Task to carry out: Filter the data below for the string "marker" and copy each matching line.

Records about charts and figures
-- start --
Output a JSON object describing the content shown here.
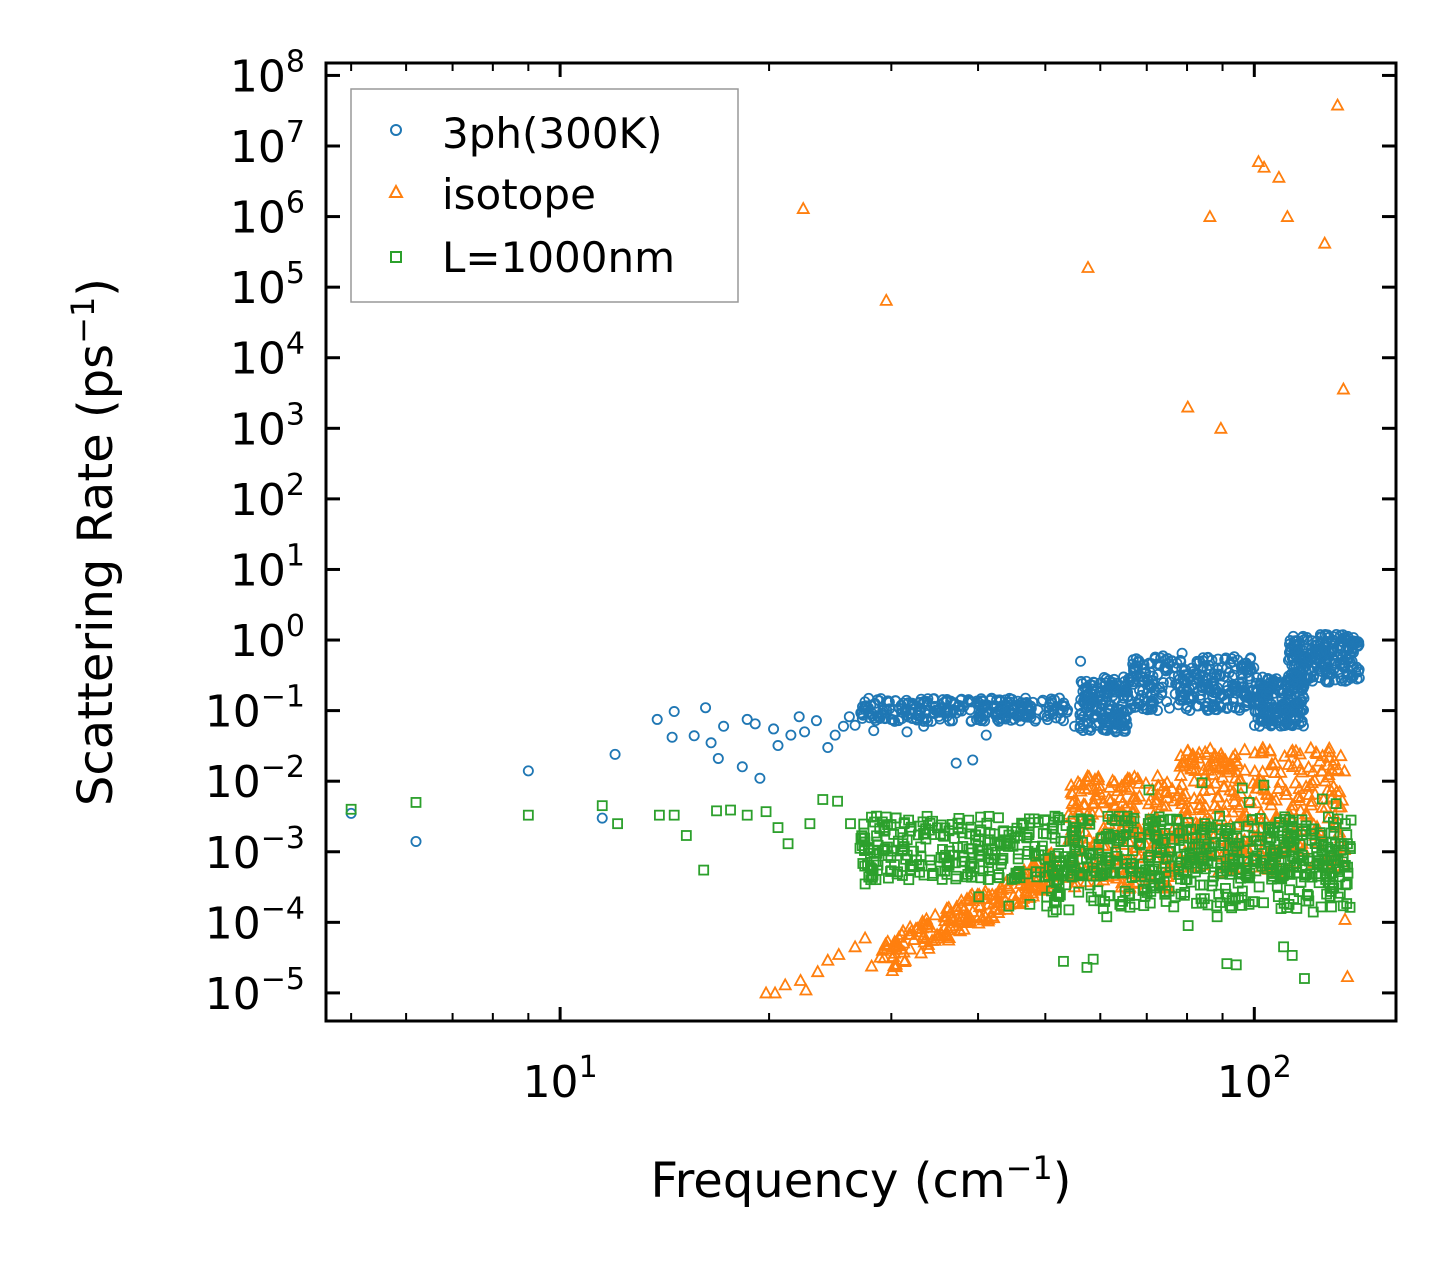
{
  "chart_data": {
    "type": "scatter",
    "title": "",
    "xlabel": "Frequency (cm",
    "xlabel_sup": "−1",
    "xlabel_end": ")",
    "ylabel": "Scattering Rate (ps",
    "ylabel_sup": "−1",
    "ylabel_end": ")",
    "xscale": "log",
    "yscale": "log",
    "xlim": [
      4.6,
      160
    ],
    "ylim": [
      4e-06,
      150000000.0
    ],
    "x_ticks": [
      {
        "value": 10,
        "base": "10",
        "exp": "1"
      },
      {
        "value": 100,
        "base": "10",
        "exp": "2"
      }
    ],
    "y_ticks": [
      {
        "value": 1e-05,
        "base": "10",
        "exp": "−5"
      },
      {
        "value": 0.0001,
        "base": "10",
        "exp": "−4"
      },
      {
        "value": 0.001,
        "base": "10",
        "exp": "−3"
      },
      {
        "value": 0.01,
        "base": "10",
        "exp": "−2"
      },
      {
        "value": 0.1,
        "base": "10",
        "exp": "−1"
      },
      {
        "value": 1,
        "base": "10",
        "exp": "0"
      },
      {
        "value": 10,
        "base": "10",
        "exp": "1"
      },
      {
        "value": 100,
        "base": "10",
        "exp": "2"
      },
      {
        "value": 1000,
        "base": "10",
        "exp": "3"
      },
      {
        "value": 10000,
        "base": "10",
        "exp": "4"
      },
      {
        "value": 100000,
        "base": "10",
        "exp": "5"
      },
      {
        "value": 1000000,
        "base": "10",
        "exp": "6"
      },
      {
        "value": 10000000,
        "base": "10",
        "exp": "7"
      },
      {
        "value": 100000000,
        "base": "10",
        "exp": "8"
      }
    ],
    "legend_position": "top-left",
    "series": [
      {
        "name": "3ph(300K)",
        "marker": "circle",
        "color": "#1f77b4",
        "points": [
          [
            5,
            0.0035
          ],
          [
            6.2,
            0.0014
          ],
          [
            9,
            0.014
          ],
          [
            11.5,
            0.003
          ],
          [
            12,
            0.024
          ],
          [
            13.8,
            0.075
          ],
          [
            14.5,
            0.042
          ],
          [
            14.6,
            0.097
          ],
          [
            15.6,
            0.044
          ],
          [
            16.2,
            0.11
          ],
          [
            16.5,
            0.035
          ],
          [
            16.9,
            0.021
          ],
          [
            17.2,
            0.06
          ],
          [
            18.3,
            0.016
          ],
          [
            18.6,
            0.075
          ],
          [
            19.1,
            0.065
          ],
          [
            19.4,
            0.011
          ],
          [
            20.3,
            0.055
          ],
          [
            20.6,
            0.032
          ],
          [
            21.5,
            0.045
          ],
          [
            22.1,
            0.082
          ],
          [
            22.5,
            0.05
          ],
          [
            23.4,
            0.072
          ],
          [
            24.3,
            0.03
          ],
          [
            24.9,
            0.045
          ],
          [
            25.6,
            0.06
          ],
          [
            26.1,
            0.082
          ],
          [
            26.6,
            0.062
          ],
          [
            27.2,
            0.091
          ],
          [
            27.8,
            0.11
          ],
          [
            28.3,
            0.052
          ],
          [
            29.1,
            0.092
          ],
          [
            30.2,
            0.074
          ],
          [
            31.6,
            0.05
          ],
          [
            33.4,
            0.06
          ],
          [
            35.3,
            0.11
          ],
          [
            37.2,
            0.018
          ],
          [
            39.3,
            0.02
          ],
          [
            41.1,
            0.045
          ],
          [
            43.4,
            0.11
          ],
          [
            46.2,
            0.13
          ],
          [
            49.6,
            0.14
          ],
          [
            52.4,
            0.15
          ],
          [
            55.1,
            0.06
          ],
          [
            56.2,
            0.5
          ],
          [
            57.3,
            0.26
          ],
          [
            58.1,
            0.12
          ],
          [
            61.2,
            0.16
          ],
          [
            63.7,
            0.075
          ],
          [
            67.2,
            0.36
          ],
          [
            70.8,
            0.35
          ],
          [
            73.6,
            0.18
          ],
          [
            76.2,
            0.5
          ],
          [
            78.7,
            0.65
          ],
          [
            81.3,
            0.4
          ],
          [
            85.6,
            0.28
          ],
          [
            89.4,
            0.31
          ],
          [
            94.2,
            0.22
          ],
          [
            98.3,
            0.16
          ],
          [
            102.5,
            0.11
          ],
          [
            106.3,
            0.075
          ],
          [
            110.6,
            0.1
          ],
          [
            114.8,
            0.32
          ],
          [
            119.5,
            0.28
          ],
          [
            124.6,
            0.42
          ],
          [
            129.8,
            0.7
          ],
          [
            135.2,
            1.1
          ],
          [
            141,
            0.95
          ]
        ],
        "clusters": [
          {
            "x0": 27,
            "x1": 54,
            "y0": 0.07,
            "y1": 0.15,
            "n": 260
          },
          {
            "x0": 56,
            "x1": 66,
            "y0": 0.05,
            "y1": 0.3,
            "n": 160
          },
          {
            "x0": 66,
            "x1": 100,
            "y0": 0.1,
            "y1": 0.6,
            "n": 280
          },
          {
            "x0": 100,
            "x1": 118,
            "y0": 0.06,
            "y1": 0.3,
            "n": 200
          },
          {
            "x0": 112,
            "x1": 142,
            "y0": 0.25,
            "y1": 1.2,
            "n": 220
          }
        ]
      },
      {
        "name": "isotope",
        "marker": "triangle",
        "color": "#ff7f0e",
        "points": [
          [
            19.8,
            1e-05
          ],
          [
            20.4,
            1e-05
          ],
          [
            21.1,
            1.3e-05
          ],
          [
            22.2,
            1.5e-05
          ],
          [
            22.6,
            1.1e-05
          ],
          [
            23.5,
            2e-05
          ],
          [
            24.3,
            2.9e-05
          ],
          [
            25.2,
            3.5e-05
          ],
          [
            26.6,
            4.5e-05
          ],
          [
            27.5,
            6e-05
          ],
          [
            28.1,
            2.4e-05
          ],
          [
            28.9,
            3.2e-05
          ],
          [
            30.2,
            4.5e-05
          ],
          [
            32.1,
            7.6e-05
          ],
          [
            22.4,
            1300000.0
          ],
          [
            29.5,
            65000.0
          ],
          [
            57.6,
            190000.0
          ],
          [
            80.2,
            2000.0
          ],
          [
            86.3,
            1000000.0
          ],
          [
            89.5,
            1000.0
          ],
          [
            101.4,
            6000000.0
          ],
          [
            103.3,
            5000000.0
          ],
          [
            108.5,
            3600000.0
          ],
          [
            111.6,
            1000000.0
          ],
          [
            126.3,
            420000.0
          ],
          [
            131.8,
            38000000.0
          ],
          [
            134.4,
            3600.0
          ],
          [
            135.1,
            0.00011
          ],
          [
            136.2,
            1.7e-05
          ]
        ],
        "clusters": [
          {
            "x0": 29,
            "x1": 52,
            "y0": 3e-05,
            "y1": 0.0006,
            "n": 220,
            "trend": true
          },
          {
            "x0": 54,
            "x1": 76,
            "y0": 0.0003,
            "y1": 0.012,
            "n": 220
          },
          {
            "x0": 76,
            "x1": 135,
            "y0": 0.0005,
            "y1": 0.03,
            "n": 360
          }
        ]
      },
      {
        "name": "L=1000nm",
        "marker": "square",
        "color": "#2ca02c",
        "points": [
          [
            5,
            0.004
          ],
          [
            6.2,
            0.005
          ],
          [
            9,
            0.0033
          ],
          [
            11.5,
            0.0045
          ],
          [
            12.1,
            0.0025
          ],
          [
            13.9,
            0.0033
          ],
          [
            14.6,
            0.0033
          ],
          [
            15.2,
            0.0017
          ],
          [
            16.1,
            0.00055
          ],
          [
            16.8,
            0.0038
          ],
          [
            17.6,
            0.0039
          ],
          [
            18.6,
            0.0033
          ],
          [
            19.8,
            0.0037
          ],
          [
            20.6,
            0.0022
          ],
          [
            21.3,
            0.0013
          ],
          [
            22.9,
            0.0025
          ],
          [
            23.9,
            0.0055
          ],
          [
            25.1,
            0.0052
          ],
          [
            26.2,
            0.0025
          ],
          [
            27.5,
            0.00035
          ],
          [
            29.4,
            0.0011
          ],
          [
            31.3,
            0.0025
          ],
          [
            33.1,
            0.00085
          ],
          [
            35.4,
            0.0024
          ],
          [
            37.2,
            0.00045
          ],
          [
            40.1,
            0.00023
          ],
          [
            44.3,
            0.00017
          ],
          [
            47.5,
            0.00018
          ],
          [
            51.3,
            0.00014
          ],
          [
            53.1,
            2.8e-05
          ],
          [
            57.4,
            2.3e-05
          ],
          [
            58.6,
            3e-05
          ],
          [
            61.3,
            0.00012
          ],
          [
            64.3,
            0.00017
          ],
          [
            67.2,
            0.00018
          ],
          [
            70.5,
            0.0075
          ],
          [
            74.3,
            0.00025
          ],
          [
            80.3,
            9e-05
          ],
          [
            84.1,
            0.0095
          ],
          [
            88.4,
            0.00012
          ],
          [
            91.3,
            2.6e-05
          ],
          [
            94.2,
            2.5e-05
          ],
          [
            96.1,
            0.008
          ],
          [
            98.3,
            0.005
          ],
          [
            103.2,
            0.0088
          ],
          [
            106.4,
            0.00045
          ],
          [
            110.2,
            4.5e-05
          ],
          [
            113.4,
            3.4e-05
          ],
          [
            118.1,
            1.6e-05
          ],
          [
            121.6,
            0.00014
          ],
          [
            125.3,
            0.0056
          ],
          [
            128.5,
            0.00036
          ],
          [
            131.2,
            0.0048
          ],
          [
            134.3,
            0.0008
          ],
          [
            136.1,
            0.00035
          ]
        ],
        "clusters": [
          {
            "x0": 27,
            "x1": 138,
            "y0": 0.0004,
            "y1": 0.0032,
            "n": 620
          },
          {
            "x0": 50,
            "x1": 138,
            "y0": 0.00015,
            "y1": 0.0009,
            "n": 200
          }
        ]
      }
    ]
  }
}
-- end --
Solution for this exercise:
        "marker": "circle",
        "marker": "triangle",
        "marker": "square",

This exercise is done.